■ **Work to do**
Report how many lines contain "septembre". Give the number and nothing else.
-- BEGIN Data extract --
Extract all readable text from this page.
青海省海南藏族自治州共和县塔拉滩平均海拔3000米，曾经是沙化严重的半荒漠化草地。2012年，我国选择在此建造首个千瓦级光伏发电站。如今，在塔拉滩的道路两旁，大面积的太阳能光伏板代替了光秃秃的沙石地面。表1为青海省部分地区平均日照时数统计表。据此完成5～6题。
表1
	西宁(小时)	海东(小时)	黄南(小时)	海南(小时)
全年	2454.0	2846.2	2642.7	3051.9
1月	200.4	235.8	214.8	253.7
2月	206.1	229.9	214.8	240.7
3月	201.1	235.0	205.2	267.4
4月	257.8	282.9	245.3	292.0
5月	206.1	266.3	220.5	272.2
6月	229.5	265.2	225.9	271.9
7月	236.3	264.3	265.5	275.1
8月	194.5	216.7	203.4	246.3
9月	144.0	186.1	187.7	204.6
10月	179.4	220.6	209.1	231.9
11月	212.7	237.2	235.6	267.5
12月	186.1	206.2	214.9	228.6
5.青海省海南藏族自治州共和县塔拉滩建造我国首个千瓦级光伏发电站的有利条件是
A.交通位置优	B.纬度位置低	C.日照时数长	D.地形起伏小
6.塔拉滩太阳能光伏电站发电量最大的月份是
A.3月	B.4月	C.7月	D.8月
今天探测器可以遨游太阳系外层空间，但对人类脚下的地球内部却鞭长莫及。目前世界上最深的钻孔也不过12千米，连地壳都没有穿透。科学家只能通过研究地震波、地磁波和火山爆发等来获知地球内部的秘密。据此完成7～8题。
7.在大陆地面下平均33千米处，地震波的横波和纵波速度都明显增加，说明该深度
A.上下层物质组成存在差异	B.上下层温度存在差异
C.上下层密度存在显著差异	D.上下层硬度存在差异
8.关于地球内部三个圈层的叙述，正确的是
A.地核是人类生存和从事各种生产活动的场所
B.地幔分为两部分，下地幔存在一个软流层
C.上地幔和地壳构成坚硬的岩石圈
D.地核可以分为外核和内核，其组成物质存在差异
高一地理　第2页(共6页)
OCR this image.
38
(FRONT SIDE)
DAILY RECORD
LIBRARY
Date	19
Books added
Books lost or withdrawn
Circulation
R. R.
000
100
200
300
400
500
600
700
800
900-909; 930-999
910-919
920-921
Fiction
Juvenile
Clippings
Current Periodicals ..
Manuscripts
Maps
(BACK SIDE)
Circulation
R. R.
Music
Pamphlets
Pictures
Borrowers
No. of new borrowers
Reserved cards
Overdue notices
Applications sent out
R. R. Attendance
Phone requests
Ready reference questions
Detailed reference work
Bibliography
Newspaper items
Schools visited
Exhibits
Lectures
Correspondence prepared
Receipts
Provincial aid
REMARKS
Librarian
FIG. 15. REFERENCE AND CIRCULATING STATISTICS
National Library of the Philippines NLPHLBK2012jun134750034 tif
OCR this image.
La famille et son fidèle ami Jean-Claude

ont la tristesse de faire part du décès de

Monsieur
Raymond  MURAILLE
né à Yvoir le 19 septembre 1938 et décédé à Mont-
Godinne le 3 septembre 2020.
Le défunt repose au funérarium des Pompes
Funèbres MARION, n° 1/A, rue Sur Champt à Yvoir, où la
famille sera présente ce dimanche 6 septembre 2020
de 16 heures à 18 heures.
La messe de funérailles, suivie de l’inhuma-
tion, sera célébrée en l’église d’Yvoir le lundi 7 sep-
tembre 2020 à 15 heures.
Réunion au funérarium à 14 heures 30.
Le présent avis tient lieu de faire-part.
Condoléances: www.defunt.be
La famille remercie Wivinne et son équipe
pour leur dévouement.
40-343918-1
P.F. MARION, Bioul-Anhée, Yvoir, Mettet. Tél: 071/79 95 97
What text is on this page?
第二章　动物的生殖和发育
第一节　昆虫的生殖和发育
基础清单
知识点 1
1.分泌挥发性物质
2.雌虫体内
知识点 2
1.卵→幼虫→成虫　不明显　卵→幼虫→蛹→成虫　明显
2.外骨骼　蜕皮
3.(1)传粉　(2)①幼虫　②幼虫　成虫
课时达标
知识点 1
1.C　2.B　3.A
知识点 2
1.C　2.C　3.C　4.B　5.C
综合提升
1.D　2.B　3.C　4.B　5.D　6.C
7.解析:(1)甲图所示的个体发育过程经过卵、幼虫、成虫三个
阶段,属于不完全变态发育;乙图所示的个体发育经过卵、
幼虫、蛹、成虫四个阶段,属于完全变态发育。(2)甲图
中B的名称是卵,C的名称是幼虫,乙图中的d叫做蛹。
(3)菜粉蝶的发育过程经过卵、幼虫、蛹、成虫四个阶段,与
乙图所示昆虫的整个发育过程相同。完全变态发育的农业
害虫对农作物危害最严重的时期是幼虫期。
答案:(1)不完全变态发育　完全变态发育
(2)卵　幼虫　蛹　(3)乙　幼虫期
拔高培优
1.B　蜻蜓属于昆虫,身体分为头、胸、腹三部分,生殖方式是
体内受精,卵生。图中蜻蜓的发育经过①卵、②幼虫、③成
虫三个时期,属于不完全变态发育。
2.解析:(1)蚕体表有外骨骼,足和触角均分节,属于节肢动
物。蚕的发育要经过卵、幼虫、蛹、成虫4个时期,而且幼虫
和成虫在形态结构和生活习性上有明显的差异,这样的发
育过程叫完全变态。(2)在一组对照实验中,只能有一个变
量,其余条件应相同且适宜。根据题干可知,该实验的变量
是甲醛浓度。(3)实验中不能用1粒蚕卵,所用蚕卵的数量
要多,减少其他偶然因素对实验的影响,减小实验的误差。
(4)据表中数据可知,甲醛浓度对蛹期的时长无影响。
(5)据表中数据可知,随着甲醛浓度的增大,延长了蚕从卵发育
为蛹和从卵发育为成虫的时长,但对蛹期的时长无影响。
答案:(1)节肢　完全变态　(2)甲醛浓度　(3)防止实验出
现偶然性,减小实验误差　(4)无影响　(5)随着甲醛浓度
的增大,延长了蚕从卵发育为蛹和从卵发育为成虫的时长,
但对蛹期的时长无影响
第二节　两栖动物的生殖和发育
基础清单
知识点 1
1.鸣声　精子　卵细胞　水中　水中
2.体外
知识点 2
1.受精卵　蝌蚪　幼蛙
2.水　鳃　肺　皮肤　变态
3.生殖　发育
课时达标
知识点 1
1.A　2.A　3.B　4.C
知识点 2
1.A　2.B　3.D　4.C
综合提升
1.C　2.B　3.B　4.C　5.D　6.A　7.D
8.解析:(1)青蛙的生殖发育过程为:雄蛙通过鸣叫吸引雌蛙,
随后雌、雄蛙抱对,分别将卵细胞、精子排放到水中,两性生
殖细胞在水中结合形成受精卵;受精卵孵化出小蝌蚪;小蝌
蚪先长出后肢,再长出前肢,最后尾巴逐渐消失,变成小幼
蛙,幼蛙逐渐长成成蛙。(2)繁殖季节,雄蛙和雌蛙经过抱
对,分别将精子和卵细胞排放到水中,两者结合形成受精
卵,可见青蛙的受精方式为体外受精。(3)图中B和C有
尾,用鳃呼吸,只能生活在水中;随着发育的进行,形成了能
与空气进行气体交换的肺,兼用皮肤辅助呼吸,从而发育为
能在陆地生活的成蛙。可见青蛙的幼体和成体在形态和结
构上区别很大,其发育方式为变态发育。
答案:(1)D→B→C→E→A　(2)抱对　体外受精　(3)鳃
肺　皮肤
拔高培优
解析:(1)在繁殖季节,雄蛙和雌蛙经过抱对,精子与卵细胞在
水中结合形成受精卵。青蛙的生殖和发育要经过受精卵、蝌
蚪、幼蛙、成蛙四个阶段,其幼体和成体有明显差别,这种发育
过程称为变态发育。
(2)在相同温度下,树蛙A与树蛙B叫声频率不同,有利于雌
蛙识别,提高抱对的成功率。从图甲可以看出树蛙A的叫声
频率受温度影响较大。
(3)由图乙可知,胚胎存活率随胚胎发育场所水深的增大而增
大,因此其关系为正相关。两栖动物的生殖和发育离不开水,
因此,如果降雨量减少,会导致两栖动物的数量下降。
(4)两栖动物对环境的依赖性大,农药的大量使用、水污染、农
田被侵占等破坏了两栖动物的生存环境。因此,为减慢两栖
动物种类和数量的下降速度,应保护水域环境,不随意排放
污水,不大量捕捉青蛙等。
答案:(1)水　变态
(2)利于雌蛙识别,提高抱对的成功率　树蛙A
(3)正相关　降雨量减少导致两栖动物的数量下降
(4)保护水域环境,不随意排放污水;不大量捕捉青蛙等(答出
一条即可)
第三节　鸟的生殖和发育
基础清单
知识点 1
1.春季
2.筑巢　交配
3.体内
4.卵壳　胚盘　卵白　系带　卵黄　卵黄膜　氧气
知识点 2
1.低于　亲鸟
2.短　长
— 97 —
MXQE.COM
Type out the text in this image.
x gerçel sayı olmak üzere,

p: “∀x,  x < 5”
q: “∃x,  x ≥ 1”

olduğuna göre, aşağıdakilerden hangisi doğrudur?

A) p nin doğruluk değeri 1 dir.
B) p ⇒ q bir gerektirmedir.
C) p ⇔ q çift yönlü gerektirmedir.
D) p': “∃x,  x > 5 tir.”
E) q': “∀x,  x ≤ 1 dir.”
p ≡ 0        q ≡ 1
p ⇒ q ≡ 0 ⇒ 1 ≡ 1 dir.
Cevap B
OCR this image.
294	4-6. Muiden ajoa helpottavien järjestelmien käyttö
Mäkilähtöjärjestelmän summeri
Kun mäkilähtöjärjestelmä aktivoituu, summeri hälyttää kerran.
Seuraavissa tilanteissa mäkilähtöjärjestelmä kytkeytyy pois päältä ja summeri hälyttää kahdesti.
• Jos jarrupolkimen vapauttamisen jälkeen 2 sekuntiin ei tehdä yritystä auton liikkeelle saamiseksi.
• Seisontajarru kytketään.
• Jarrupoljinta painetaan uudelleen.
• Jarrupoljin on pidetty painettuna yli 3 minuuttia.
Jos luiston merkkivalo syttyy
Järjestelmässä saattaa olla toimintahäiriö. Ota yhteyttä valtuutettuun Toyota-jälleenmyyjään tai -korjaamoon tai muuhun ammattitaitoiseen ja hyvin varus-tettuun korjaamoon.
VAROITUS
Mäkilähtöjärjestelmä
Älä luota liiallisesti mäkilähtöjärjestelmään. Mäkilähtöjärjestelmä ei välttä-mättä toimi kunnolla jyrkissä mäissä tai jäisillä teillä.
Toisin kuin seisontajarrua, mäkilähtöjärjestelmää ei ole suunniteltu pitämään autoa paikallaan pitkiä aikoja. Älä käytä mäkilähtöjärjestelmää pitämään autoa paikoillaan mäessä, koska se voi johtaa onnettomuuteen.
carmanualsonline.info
-- END Data extract --
■ **Output for this exercise**
3